[Extracted records]
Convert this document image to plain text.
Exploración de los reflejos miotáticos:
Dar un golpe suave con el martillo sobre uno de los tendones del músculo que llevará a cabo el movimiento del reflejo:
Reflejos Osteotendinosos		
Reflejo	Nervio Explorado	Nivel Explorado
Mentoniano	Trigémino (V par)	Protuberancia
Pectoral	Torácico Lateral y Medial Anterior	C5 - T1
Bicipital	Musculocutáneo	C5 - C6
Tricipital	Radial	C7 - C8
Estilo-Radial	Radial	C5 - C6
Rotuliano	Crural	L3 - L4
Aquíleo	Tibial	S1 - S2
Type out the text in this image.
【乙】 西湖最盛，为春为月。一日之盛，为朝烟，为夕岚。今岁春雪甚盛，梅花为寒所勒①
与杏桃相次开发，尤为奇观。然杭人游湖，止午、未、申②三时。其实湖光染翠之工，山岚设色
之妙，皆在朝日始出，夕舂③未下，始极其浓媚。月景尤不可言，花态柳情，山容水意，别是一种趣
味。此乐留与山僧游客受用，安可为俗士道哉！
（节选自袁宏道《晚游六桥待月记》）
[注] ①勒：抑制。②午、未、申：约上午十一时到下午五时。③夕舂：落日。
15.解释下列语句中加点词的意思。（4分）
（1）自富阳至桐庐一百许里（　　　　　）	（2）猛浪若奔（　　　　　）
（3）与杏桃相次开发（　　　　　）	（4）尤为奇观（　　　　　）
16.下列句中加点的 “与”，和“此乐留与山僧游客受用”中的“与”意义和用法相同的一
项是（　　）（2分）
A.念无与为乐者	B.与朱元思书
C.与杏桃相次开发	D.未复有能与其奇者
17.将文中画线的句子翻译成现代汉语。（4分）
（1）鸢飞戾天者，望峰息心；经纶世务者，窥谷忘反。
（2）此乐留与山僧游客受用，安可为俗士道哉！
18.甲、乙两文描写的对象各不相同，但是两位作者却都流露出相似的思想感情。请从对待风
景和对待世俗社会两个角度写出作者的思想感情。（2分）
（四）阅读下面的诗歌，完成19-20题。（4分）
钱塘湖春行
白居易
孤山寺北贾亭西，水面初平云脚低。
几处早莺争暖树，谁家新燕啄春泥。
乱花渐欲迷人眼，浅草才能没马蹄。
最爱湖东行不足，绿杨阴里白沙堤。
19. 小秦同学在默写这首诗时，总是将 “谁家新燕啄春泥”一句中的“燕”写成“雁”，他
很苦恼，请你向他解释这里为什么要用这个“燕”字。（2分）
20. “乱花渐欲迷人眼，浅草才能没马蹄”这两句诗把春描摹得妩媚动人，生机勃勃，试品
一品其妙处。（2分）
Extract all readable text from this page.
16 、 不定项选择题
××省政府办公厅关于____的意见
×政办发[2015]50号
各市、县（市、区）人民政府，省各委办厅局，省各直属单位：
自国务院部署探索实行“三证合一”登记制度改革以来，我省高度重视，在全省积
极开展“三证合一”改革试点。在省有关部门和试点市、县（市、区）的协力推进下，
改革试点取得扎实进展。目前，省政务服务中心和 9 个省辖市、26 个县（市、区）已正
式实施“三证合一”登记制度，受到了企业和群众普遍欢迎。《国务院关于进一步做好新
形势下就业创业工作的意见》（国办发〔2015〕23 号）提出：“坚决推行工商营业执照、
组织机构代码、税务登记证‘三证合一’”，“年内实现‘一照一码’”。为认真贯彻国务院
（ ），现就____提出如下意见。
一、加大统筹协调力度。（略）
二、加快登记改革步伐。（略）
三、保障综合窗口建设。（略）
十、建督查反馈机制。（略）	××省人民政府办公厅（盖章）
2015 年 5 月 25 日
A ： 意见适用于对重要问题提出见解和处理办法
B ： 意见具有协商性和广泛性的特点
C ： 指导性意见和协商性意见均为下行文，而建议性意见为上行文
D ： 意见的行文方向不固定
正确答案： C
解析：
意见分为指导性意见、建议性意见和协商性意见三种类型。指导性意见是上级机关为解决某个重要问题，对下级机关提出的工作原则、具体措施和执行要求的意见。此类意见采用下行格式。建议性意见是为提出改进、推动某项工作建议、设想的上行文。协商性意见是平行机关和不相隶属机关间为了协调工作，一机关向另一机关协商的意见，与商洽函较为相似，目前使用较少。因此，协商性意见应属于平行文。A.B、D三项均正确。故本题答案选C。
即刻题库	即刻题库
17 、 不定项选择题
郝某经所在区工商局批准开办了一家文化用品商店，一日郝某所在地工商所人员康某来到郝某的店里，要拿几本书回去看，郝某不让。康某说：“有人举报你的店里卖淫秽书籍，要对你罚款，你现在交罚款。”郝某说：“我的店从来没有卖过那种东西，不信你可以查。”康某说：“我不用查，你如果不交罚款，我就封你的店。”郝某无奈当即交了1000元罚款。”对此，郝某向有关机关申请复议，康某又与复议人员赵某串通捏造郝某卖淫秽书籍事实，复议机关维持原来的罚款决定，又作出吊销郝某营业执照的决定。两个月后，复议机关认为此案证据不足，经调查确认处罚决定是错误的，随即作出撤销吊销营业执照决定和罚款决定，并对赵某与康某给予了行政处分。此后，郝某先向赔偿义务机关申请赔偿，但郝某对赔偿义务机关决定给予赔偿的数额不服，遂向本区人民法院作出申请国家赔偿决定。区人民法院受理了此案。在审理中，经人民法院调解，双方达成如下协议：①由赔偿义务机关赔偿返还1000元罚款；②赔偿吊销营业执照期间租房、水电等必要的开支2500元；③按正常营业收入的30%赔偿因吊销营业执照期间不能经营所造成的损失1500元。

• What to do: From the listing above, extract every line exactly as it stands.

• Written response:
Convert this document image to plain text.
Exploración de los reflejos miotáticos:
Dar un golpe suave con el martillo sobre uno de los tendones del músculo que llevará a cabo el movimiento del reflejo:
Reflejos Osteotendinosos		
Reflejo	Nervio Explorado	Nivel Explorado
Mentoniano	Trigémino (V par)	Protuberancia
Pectoral	Torácico Lateral y Medial Anterior	C5 - T1
Bicipital	Musculocutáneo	C5 - C6
Tricipital	Radial	C7 - C8
Estilo-Radial	Radial	C5 - C6
Rotuliano	Crural	L3 - L4
Aquíleo	Tibial	S1 - S2
Type out the text in this image.
【乙】 西湖最盛，为春为月。一日之盛，为朝烟，为夕岚。今岁春雪甚盛，梅花为寒所勒①
与杏桃相次开发，尤为奇观。然杭人游湖，止午、未、申②三时。其实湖光染翠之工，山岚设色
之妙，皆在朝日始出，夕舂③未下，始极其浓媚。月景尤不可言，花态柳情，山容水意，别是一种趣
味。此乐留与山僧游客受用，安可为俗士道哉！
（节选自袁宏道《晚游六桥待月记》）
[注] ①勒：抑制。②午、未、申：约上午十一时到下午五时。③夕舂：落日。
15.解释下列语句中加点词的意思。（4分）
（1）自富阳至桐庐一百许里（　　　　　）	（2）猛浪若奔（　　　　　）
（3）与杏桃相次开发（　　　　　）	（4）尤为奇观（　　　　　）
16.下列句中加点的 “与”，和“此乐留与山僧游客受用”中的“与”意义和用法相同的一
项是（　　）（2分）
A.念无与为乐者	B.与朱元思书
C.与杏桃相次开发	D.未复有能与其奇者
17.将文中画线的句子翻译成现代汉语。（4分）
（1）鸢飞戾天者，望峰息心；经纶世务者，窥谷忘反。
（2）此乐留与山僧游客受用，安可为俗士道哉！
18.甲、乙两文描写的对象各不相同，但是两位作者却都流露出相似的思想感情。请从对待风
景和对待世俗社会两个角度写出作者的思想感情。（2分）
（四）阅读下面的诗歌，完成19-20题。（4分）
钱塘湖春行
白居易
孤山寺北贾亭西，水面初平云脚低。
几处早莺争暖树，谁家新燕啄春泥。
乱花渐欲迷人眼，浅草才能没马蹄。
最爱湖东行不足，绿杨阴里白沙堤。
19. 小秦同学在默写这首诗时，总是将 “谁家新燕啄春泥”一句中的“燕”写成“雁”，他
很苦恼，请你向他解释这里为什么要用这个“燕”字。（2分）
20. “乱花渐欲迷人眼，浅草才能没马蹄”这两句诗把春描摹得妩媚动人，生机勃勃，试品
一品其妙处。（2分）
Extract all readable text from this page.
16 、 不定项选择题
××省政府办公厅关于____的意见
×政办发[2015]50号
各市、县（市、区）人民政府，省各委办厅局，省各直属单位：
自国务院部署探索实行“三证合一”登记制度改革以来，我省高度重视，在全省积
极开展“三证合一”改革试点。在省有关部门和试点市、县（市、区）的协力推进下，
改革试点取得扎实进展。目前，省政务服务中心和 9 个省辖市、26 个县（市、区）已正
式实施“三证合一”登记制度，受到了企业和群众普遍欢迎。《国务院关于进一步做好新
形势下就业创业工作的意见》（国办发〔2015〕23 号）提出：“坚决推行工商营业执照、
组织机构代码、税务登记证‘三证合一’”，“年内实现‘一照一码’”。为认真贯彻国务院
（ ），现就____提出如下意见。
一、加大统筹协调力度。（略）
二、加快登记改革步伐。（略）
三、保障综合窗口建设。（略）
十、建督查反馈机制。（略）	××省人民政府办公厅（盖章）
2015 年 5 月 25 日
A ： 意见适用于对重要问题提出见解和处理办法
B ： 意见具有协商性和广泛性的特点
C ： 指导性意见和协商性意见均为下行文，而建议性意见为上行文
D ： 意见的行文方向不固定
正确答案： C
解析：
意见分为指导性意见、建议性意见和协商性意见三种类型。指导性意见是上级机关为解决某个重要问题，对下级机关提出的工作原则、具体措施和执行要求的意见。此类意见采用下行格式。建议性意见是为提出改进、推动某项工作建议、设想的上行文。协商性意见是平行机关和不相隶属机关间为了协调工作，一机关向另一机关协商的意见，与商洽函较为相似，目前使用较少。因此，协商性意见应属于平行文。A.B、D三项均正确。故本题答案选C。
即刻题库	即刻题库
17 、 不定项选择题
郝某经所在区工商局批准开办了一家文化用品商店，一日郝某所在地工商所人员康某来到郝某的店里，要拿几本书回去看，郝某不让。康某说：“有人举报你的店里卖淫秽书籍，要对你罚款，你现在交罚款。”郝某说：“我的店从来没有卖过那种东西，不信你可以查。”康某说：“我不用查，你如果不交罚款，我就封你的店。”郝某无奈当即交了1000元罚款。”对此，郝某向有关机关申请复议，康某又与复议人员赵某串通捏造郝某卖淫秽书籍事实，复议机关维持原来的罚款决定，又作出吊销郝某营业执照的决定。两个月后，复议机关认为此案证据不足，经调查确认处罚决定是错误的，随即作出撤销吊销营业执照决定和罚款决定，并对赵某与康某给予了行政处分。此后，郝某先向赔偿义务机关申请赔偿，但郝某对赔偿义务机关决定给予赔偿的数额不服，遂向本区人民法院作出申请国家赔偿决定。区人民法院受理了此案。在审理中，经人民法院调解，双方达成如下协议：①由赔偿义务机关赔偿返还1000元罚款；②赔偿吊销营业执照期间租房、水电等必要的开支2500元；③按正常营业收入的30%赔偿因吊销营业执照期间不能经营所造成的损失1500元。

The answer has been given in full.